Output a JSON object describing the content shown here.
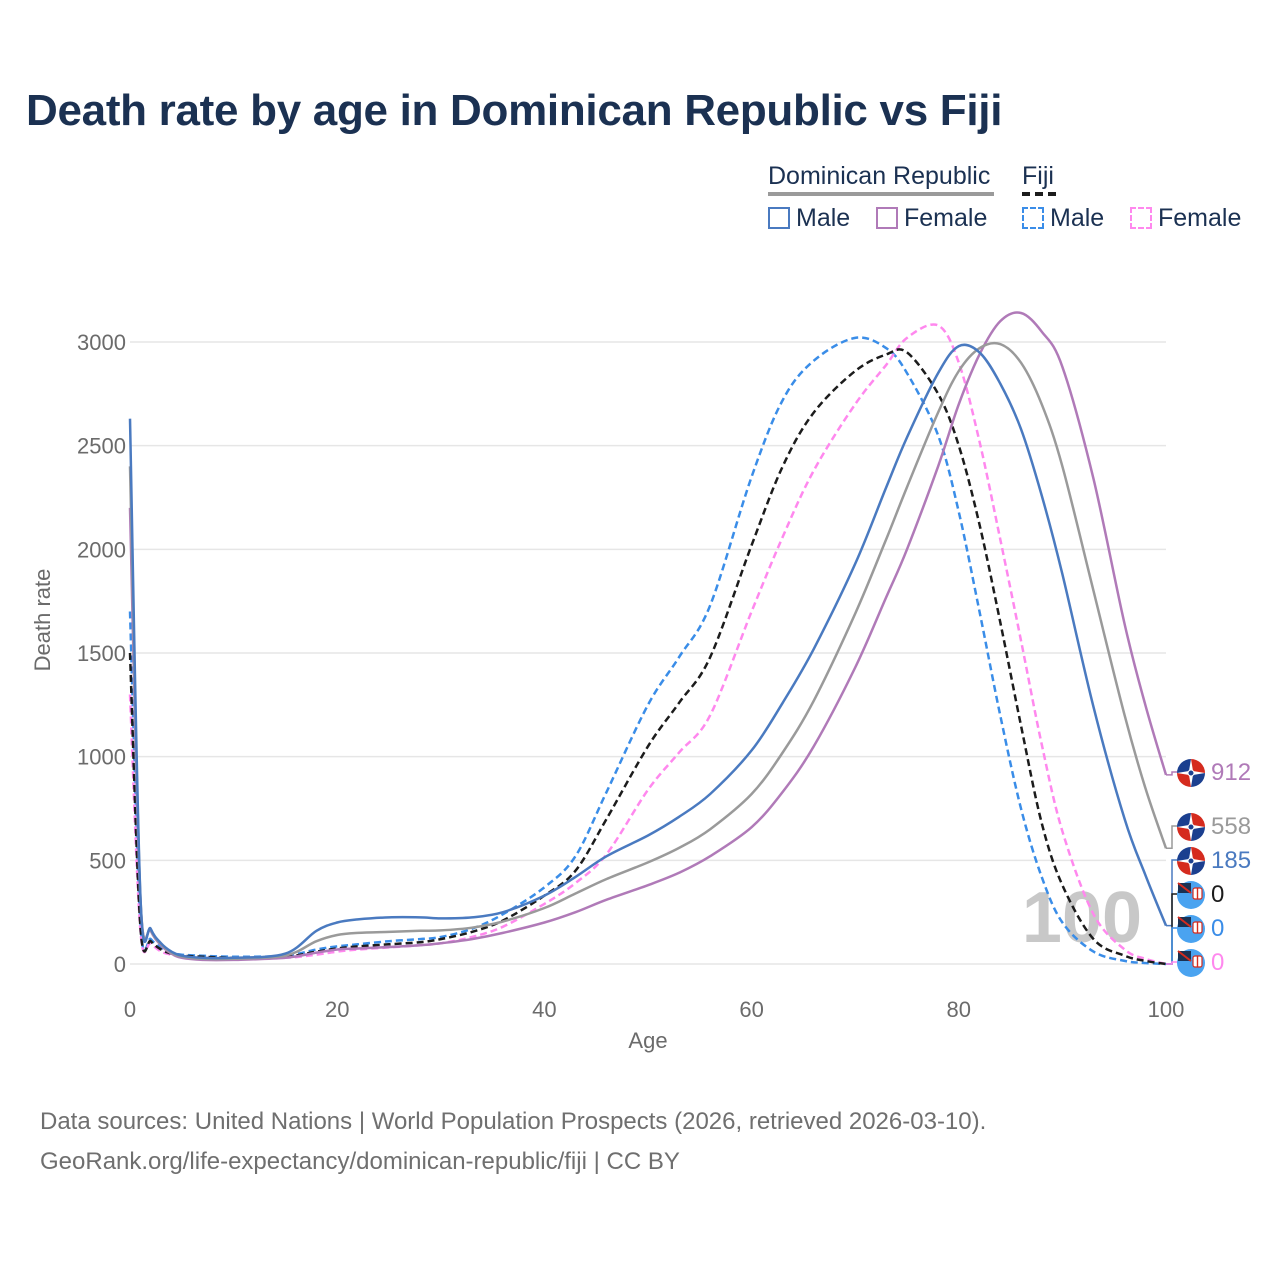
{
  "title": "Death rate by age in Dominican Republic vs Fiji",
  "legend": {
    "group1": "Dominican Republic",
    "group2": "Fiji",
    "items": [
      {
        "label": "Male",
        "color": "#4a7ac0",
        "style": "solid"
      },
      {
        "label": "Female",
        "color": "#b07ab8",
        "style": "solid"
      },
      {
        "label": "Male",
        "color": "#3a8de8",
        "style": "dashed"
      },
      {
        "label": "Female",
        "color": "#ff88ee",
        "style": "dashed"
      }
    ]
  },
  "footer": {
    "line1": "Data sources: United Nations | World Population Prospects (2026, retrieved 2026-03-10).",
    "line2": "GeoRank.org/life-expectancy/dominican-republic/fiji | CC BY"
  },
  "chart_data": {
    "type": "line",
    "xlabel": "Age",
    "ylabel": "Death rate",
    "xlim": [
      0,
      100
    ],
    "ylim": [
      0,
      3000
    ],
    "xticks": [
      0,
      20,
      40,
      60,
      80,
      100
    ],
    "yticks": [
      0,
      500,
      1000,
      1500,
      2000,
      2500,
      3000
    ],
    "watermark": "100",
    "x": [
      0,
      1,
      2,
      3,
      4,
      5,
      7,
      10,
      15,
      18,
      20,
      22,
      25,
      28,
      30,
      33,
      36,
      40,
      43,
      46,
      50,
      53,
      56,
      60,
      63,
      66,
      70,
      73,
      75,
      78,
      80,
      82,
      84,
      86,
      88,
      90,
      93,
      96,
      98,
      100
    ],
    "series": [
      {
        "name": "Dominican Republic Male",
        "color": "#4a7ac0",
        "dash": false,
        "values": [
          2630,
          330,
          170,
          100,
          60,
          40,
          30,
          30,
          50,
          160,
          200,
          215,
          225,
          225,
          220,
          225,
          250,
          330,
          420,
          520,
          620,
          710,
          820,
          1030,
          1260,
          1520,
          1930,
          2300,
          2540,
          2850,
          2980,
          2950,
          2800,
          2580,
          2260,
          1880,
          1240,
          700,
          430,
          185
        ]
      },
      {
        "name": "Dominican Republic Total",
        "color": "#9a9a9a",
        "dash": false,
        "values": [
          2400,
          325,
          165,
          95,
          55,
          35,
          25,
          25,
          40,
          110,
          140,
          150,
          155,
          160,
          162,
          175,
          205,
          270,
          340,
          410,
          490,
          560,
          650,
          820,
          1020,
          1270,
          1690,
          2050,
          2300,
          2660,
          2860,
          2970,
          2990,
          2900,
          2700,
          2400,
          1800,
          1200,
          850,
          558
        ]
      },
      {
        "name": "Dominican Republic Female",
        "color": "#b07ab8",
        "dash": false,
        "values": [
          2200,
          310,
          160,
          90,
          50,
          30,
          20,
          20,
          30,
          55,
          70,
          75,
          82,
          90,
          100,
          120,
          150,
          200,
          250,
          310,
          380,
          440,
          520,
          660,
          830,
          1050,
          1430,
          1770,
          2000,
          2400,
          2700,
          2940,
          3100,
          3140,
          3050,
          2880,
          2340,
          1640,
          1250,
          912
        ]
      },
      {
        "name": "Fiji Male",
        "color": "#3a8de8",
        "dash": true,
        "values": [
          1700,
          200,
          120,
          80,
          55,
          45,
          40,
          35,
          40,
          70,
          85,
          95,
          110,
          120,
          130,
          170,
          240,
          370,
          520,
          830,
          1250,
          1480,
          1730,
          2350,
          2720,
          2910,
          3020,
          2970,
          2850,
          2550,
          2180,
          1700,
          1200,
          750,
          420,
          200,
          60,
          15,
          5,
          0
        ]
      },
      {
        "name": "Fiji Total",
        "color": "#1c1c1c",
        "dash": true,
        "values": [
          1500,
          180,
          110,
          70,
          50,
          40,
          35,
          30,
          35,
          60,
          75,
          85,
          95,
          105,
          120,
          155,
          210,
          330,
          450,
          700,
          1050,
          1260,
          1480,
          2020,
          2400,
          2660,
          2860,
          2940,
          2950,
          2750,
          2500,
          2120,
          1650,
          1150,
          680,
          380,
          120,
          40,
          15,
          0
        ]
      },
      {
        "name": "Fiji Female",
        "color": "#ff88ee",
        "dash": true,
        "values": [
          1300,
          160,
          100,
          60,
          45,
          35,
          30,
          28,
          30,
          45,
          60,
          70,
          80,
          90,
          100,
          130,
          180,
          290,
          390,
          530,
          840,
          1020,
          1200,
          1700,
          2060,
          2380,
          2700,
          2890,
          3020,
          3080,
          2900,
          2520,
          2050,
          1560,
          1060,
          640,
          240,
          70,
          25,
          0
        ]
      }
    ],
    "end_labels": [
      {
        "country": "Dominican Republic",
        "text": "912",
        "color": "#b07ab8"
      },
      {
        "country": "Dominican Republic",
        "text": "558",
        "color": "#9a9a9a"
      },
      {
        "country": "Dominican Republic",
        "text": "185",
        "color": "#4a7ac0"
      },
      {
        "country": "Fiji",
        "text": "0",
        "color": "#1c1c1c"
      },
      {
        "country": "Fiji",
        "text": "0",
        "color": "#3a8de8"
      },
      {
        "country": "Fiji",
        "text": "0",
        "color": "#ff88ee"
      }
    ]
  }
}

▶ **Task objective**: Repeat the material verbatim. Do not carry over any picture.

▶ **Full answer**:
Output a JSON object describing the content shown here.
{
  "title": "Death rate by age in Dominican Republic vs Fiji",
  "legend": {
    "group1": "Dominican Republic",
    "group2": "Fiji",
    "items": [
      {
        "label": "Male",
        "color": "#4a7ac0",
        "style": "solid"
      },
      {
        "label": "Female",
        "color": "#b07ab8",
        "style": "solid"
      },
      {
        "label": "Male",
        "color": "#3a8de8",
        "style": "dashed"
      },
      {
        "label": "Female",
        "color": "#ff88ee",
        "style": "dashed"
      }
    ]
  },
  "footer": {
    "line1": "Data sources: United Nations | World Population Prospects (2026, retrieved 2026-03-10).",
    "line2": "GeoRank.org/life-expectancy/dominican-republic/fiji | CC BY"
  },
  "chart_data": {
    "type": "line",
    "xlabel": "Age",
    "ylabel": "Death rate",
    "xlim": [
      0,
      100
    ],
    "ylim": [
      0,
      3000
    ],
    "xticks": [
      0,
      20,
      40,
      60,
      80,
      100
    ],
    "yticks": [
      0,
      500,
      1000,
      1500,
      2000,
      2500,
      3000
    ],
    "watermark": "100",
    "x": [
      0,
      1,
      2,
      3,
      4,
      5,
      7,
      10,
      15,
      18,
      20,
      22,
      25,
      28,
      30,
      33,
      36,
      40,
      43,
      46,
      50,
      53,
      56,
      60,
      63,
      66,
      70,
      73,
      75,
      78,
      80,
      82,
      84,
      86,
      88,
      90,
      93,
      96,
      98,
      100
    ],
    "series": [
      {
        "name": "Dominican Republic Male",
        "color": "#4a7ac0",
        "dash": false,
        "values": [
          2630,
          330,
          170,
          100,
          60,
          40,
          30,
          30,
          50,
          160,
          200,
          215,
          225,
          225,
          220,
          225,
          250,
          330,
          420,
          520,
          620,
          710,
          820,
          1030,
          1260,
          1520,
          1930,
          2300,
          2540,
          2850,
          2980,
          2950,
          2800,
          2580,
          2260,
          1880,
          1240,
          700,
          430,
          185
        ]
      },
      {
        "name": "Dominican Republic Total",
        "color": "#9a9a9a",
        "dash": false,
        "values": [
          2400,
          325,
          165,
          95,
          55,
          35,
          25,
          25,
          40,
          110,
          140,
          150,
          155,
          160,
          162,
          175,
          205,
          270,
          340,
          410,
          490,
          560,
          650,
          820,
          1020,
          1270,
          1690,
          2050,
          2300,
          2660,
          2860,
          2970,
          2990,
          2900,
          2700,
          2400,
          1800,
          1200,
          850,
          558
        ]
      },
      {
        "name": "Dominican Republic Female",
        "color": "#b07ab8",
        "dash": false,
        "values": [
          2200,
          310,
          160,
          90,
          50,
          30,
          20,
          20,
          30,
          55,
          70,
          75,
          82,
          90,
          100,
          120,
          150,
          200,
          250,
          310,
          380,
          440,
          520,
          660,
          830,
          1050,
          1430,
          1770,
          2000,
          2400,
          2700,
          2940,
          3100,
          3140,
          3050,
          2880,
          2340,
          1640,
          1250,
          912
        ]
      },
      {
        "name": "Fiji Male",
        "color": "#3a8de8",
        "dash": true,
        "values": [
          1700,
          200,
          120,
          80,
          55,
          45,
          40,
          35,
          40,
          70,
          85,
          95,
          110,
          120,
          130,
          170,
          240,
          370,
          520,
          830,
          1250,
          1480,
          1730,
          2350,
          2720,
          2910,
          3020,
          2970,
          2850,
          2550,
          2180,
          1700,
          1200,
          750,
          420,
          200,
          60,
          15,
          5,
          0
        ]
      },
      {
        "name": "Fiji Total",
        "color": "#1c1c1c",
        "dash": true,
        "values": [
          1500,
          180,
          110,
          70,
          50,
          40,
          35,
          30,
          35,
          60,
          75,
          85,
          95,
          105,
          120,
          155,
          210,
          330,
          450,
          700,
          1050,
          1260,
          1480,
          2020,
          2400,
          2660,
          2860,
          2940,
          2950,
          2750,
          2500,
          2120,
          1650,
          1150,
          680,
          380,
          120,
          40,
          15,
          0
        ]
      },
      {
        "name": "Fiji Female",
        "color": "#ff88ee",
        "dash": true,
        "values": [
          1300,
          160,
          100,
          60,
          45,
          35,
          30,
          28,
          30,
          45,
          60,
          70,
          80,
          90,
          100,
          130,
          180,
          290,
          390,
          530,
          840,
          1020,
          1200,
          1700,
          2060,
          2380,
          2700,
          2890,
          3020,
          3080,
          2900,
          2520,
          2050,
          1560,
          1060,
          640,
          240,
          70,
          25,
          0
        ]
      }
    ],
    "end_labels": [
      {
        "country": "Dominican Republic",
        "text": "912",
        "color": "#b07ab8"
      },
      {
        "country": "Dominican Republic",
        "text": "558",
        "color": "#9a9a9a"
      },
      {
        "country": "Dominican Republic",
        "text": "185",
        "color": "#4a7ac0"
      },
      {
        "country": "Fiji",
        "text": "0",
        "color": "#1c1c1c"
      },
      {
        "country": "Fiji",
        "text": "0",
        "color": "#3a8de8"
      },
      {
        "country": "Fiji",
        "text": "0",
        "color": "#ff88ee"
      }
    ]
  }
}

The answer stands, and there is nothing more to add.